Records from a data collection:
☆ ☆ ☆ ☆
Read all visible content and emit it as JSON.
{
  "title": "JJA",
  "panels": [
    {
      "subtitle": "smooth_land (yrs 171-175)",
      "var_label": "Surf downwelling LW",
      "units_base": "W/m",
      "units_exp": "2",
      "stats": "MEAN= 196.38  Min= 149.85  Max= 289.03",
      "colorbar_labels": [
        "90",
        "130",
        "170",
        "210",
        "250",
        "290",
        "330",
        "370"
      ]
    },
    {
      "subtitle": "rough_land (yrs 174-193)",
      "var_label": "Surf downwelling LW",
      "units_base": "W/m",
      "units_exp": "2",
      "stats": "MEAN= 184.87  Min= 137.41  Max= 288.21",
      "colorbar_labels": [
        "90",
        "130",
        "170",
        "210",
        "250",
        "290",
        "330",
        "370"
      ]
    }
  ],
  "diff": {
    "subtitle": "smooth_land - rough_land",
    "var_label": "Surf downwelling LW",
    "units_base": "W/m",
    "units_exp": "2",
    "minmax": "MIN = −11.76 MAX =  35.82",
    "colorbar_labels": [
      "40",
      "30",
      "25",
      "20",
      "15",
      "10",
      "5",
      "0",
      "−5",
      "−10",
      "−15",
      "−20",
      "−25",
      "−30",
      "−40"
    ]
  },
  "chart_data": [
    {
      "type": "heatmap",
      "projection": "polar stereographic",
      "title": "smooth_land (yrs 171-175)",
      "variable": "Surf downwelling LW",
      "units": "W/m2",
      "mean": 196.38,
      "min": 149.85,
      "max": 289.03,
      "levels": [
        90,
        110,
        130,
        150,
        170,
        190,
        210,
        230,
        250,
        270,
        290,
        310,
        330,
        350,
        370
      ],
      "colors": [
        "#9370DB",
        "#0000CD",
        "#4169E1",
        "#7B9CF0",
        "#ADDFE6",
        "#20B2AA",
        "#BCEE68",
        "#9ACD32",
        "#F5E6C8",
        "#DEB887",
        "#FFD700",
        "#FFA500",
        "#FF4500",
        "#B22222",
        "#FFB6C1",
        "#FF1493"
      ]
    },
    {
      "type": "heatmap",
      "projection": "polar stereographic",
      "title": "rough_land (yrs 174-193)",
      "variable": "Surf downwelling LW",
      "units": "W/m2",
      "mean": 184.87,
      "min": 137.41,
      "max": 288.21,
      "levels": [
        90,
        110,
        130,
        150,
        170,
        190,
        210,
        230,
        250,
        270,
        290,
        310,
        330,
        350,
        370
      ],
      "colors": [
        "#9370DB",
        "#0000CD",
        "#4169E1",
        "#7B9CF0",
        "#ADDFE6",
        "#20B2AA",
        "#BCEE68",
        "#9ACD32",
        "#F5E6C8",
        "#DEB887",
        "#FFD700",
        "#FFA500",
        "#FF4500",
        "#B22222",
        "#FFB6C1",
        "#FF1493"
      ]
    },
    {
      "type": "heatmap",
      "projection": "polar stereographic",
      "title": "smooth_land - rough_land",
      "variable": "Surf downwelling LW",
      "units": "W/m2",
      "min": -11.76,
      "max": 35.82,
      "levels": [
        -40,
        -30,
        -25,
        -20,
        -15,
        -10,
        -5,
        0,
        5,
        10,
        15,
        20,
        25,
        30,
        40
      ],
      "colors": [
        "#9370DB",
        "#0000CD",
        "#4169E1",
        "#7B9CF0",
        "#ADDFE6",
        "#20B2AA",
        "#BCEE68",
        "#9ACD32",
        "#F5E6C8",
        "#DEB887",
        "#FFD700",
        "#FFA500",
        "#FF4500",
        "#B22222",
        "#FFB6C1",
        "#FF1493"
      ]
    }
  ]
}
☆ ☆ ☆ ☆
- GOAL OF THE EXERCISE
Every record above should be copied exactly.

- OUTPUT OF THE EXERCISE
Read all visible content and emit it as JSON.
{
  "title": "JJA",
  "panels": [
    {
      "subtitle": "smooth_land (yrs 171-175)",
      "var_label": "Surf downwelling LW",
      "units_base": "W/m",
      "units_exp": "2",
      "stats": "MEAN= 196.38  Min= 149.85  Max= 289.03",
      "colorbar_labels": [
        "90",
        "130",
        "170",
        "210",
        "250",
        "290",
        "330",
        "370"
      ]
    },
    {
      "subtitle": "rough_land (yrs 174-193)",
      "var_label": "Surf downwelling LW",
      "units_base": "W/m",
      "units_exp": "2",
      "stats": "MEAN= 184.87  Min= 137.41  Max= 288.21",
      "colorbar_labels": [
        "90",
        "130",
        "170",
        "210",
        "250",
        "290",
        "330",
        "370"
      ]
    }
  ],
  "diff": {
    "subtitle": "smooth_land - rough_land",
    "var_label": "Surf downwelling LW",
    "units_base": "W/m",
    "units_exp": "2",
    "minmax": "MIN = −11.76 MAX =  35.82",
    "colorbar_labels": [
      "40",
      "30",
      "25",
      "20",
      "15",
      "10",
      "5",
      "0",
      "−5",
      "−10",
      "−15",
      "−20",
      "−25",
      "−30",
      "−40"
    ]
  },
  "chart_data": [
    {
      "type": "heatmap",
      "projection": "polar stereographic",
      "title": "smooth_land (yrs 171-175)",
      "variable": "Surf downwelling LW",
      "units": "W/m2",
      "mean": 196.38,
      "min": 149.85,
      "max": 289.03,
      "levels": [
        90,
        110,
        130,
        150,
        170,
        190,
        210,
        230,
        250,
        270,
        290,
        310,
        330,
        350,
        370
      ],
      "colors": [
        "#9370DB",
        "#0000CD",
        "#4169E1",
        "#7B9CF0",
        "#ADDFE6",
        "#20B2AA",
        "#BCEE68",
        "#9ACD32",
        "#F5E6C8",
        "#DEB887",
        "#FFD700",
        "#FFA500",
        "#FF4500",
        "#B22222",
        "#FFB6C1",
        "#FF1493"
      ]
    },
    {
      "type": "heatmap",
      "projection": "polar stereographic",
      "title": "rough_land (yrs 174-193)",
      "variable": "Surf downwelling LW",
      "units": "W/m2",
      "mean": 184.87,
      "min": 137.41,
      "max": 288.21,
      "levels": [
        90,
        110,
        130,
        150,
        170,
        190,
        210,
        230,
        250,
        270,
        290,
        310,
        330,
        350,
        370
      ],
      "colors": [
        "#9370DB",
        "#0000CD",
        "#4169E1",
        "#7B9CF0",
        "#ADDFE6",
        "#20B2AA",
        "#BCEE68",
        "#9ACD32",
        "#F5E6C8",
        "#DEB887",
        "#FFD700",
        "#FFA500",
        "#FF4500",
        "#B22222",
        "#FFB6C1",
        "#FF1493"
      ]
    },
    {
      "type": "heatmap",
      "projection": "polar stereographic",
      "title": "smooth_land - rough_land",
      "variable": "Surf downwelling LW",
      "units": "W/m2",
      "min": -11.76,
      "max": 35.82,
      "levels": [
        -40,
        -30,
        -25,
        -20,
        -15,
        -10,
        -5,
        0,
        5,
        10,
        15,
        20,
        25,
        30,
        40
      ],
      "colors": [
        "#9370DB",
        "#0000CD",
        "#4169E1",
        "#7B9CF0",
        "#ADDFE6",
        "#20B2AA",
        "#BCEE68",
        "#9ACD32",
        "#F5E6C8",
        "#DEB887",
        "#FFD700",
        "#FFA500",
        "#FF4500",
        "#B22222",
        "#FFB6C1",
        "#FF1493"
      ]
    }
  ]
}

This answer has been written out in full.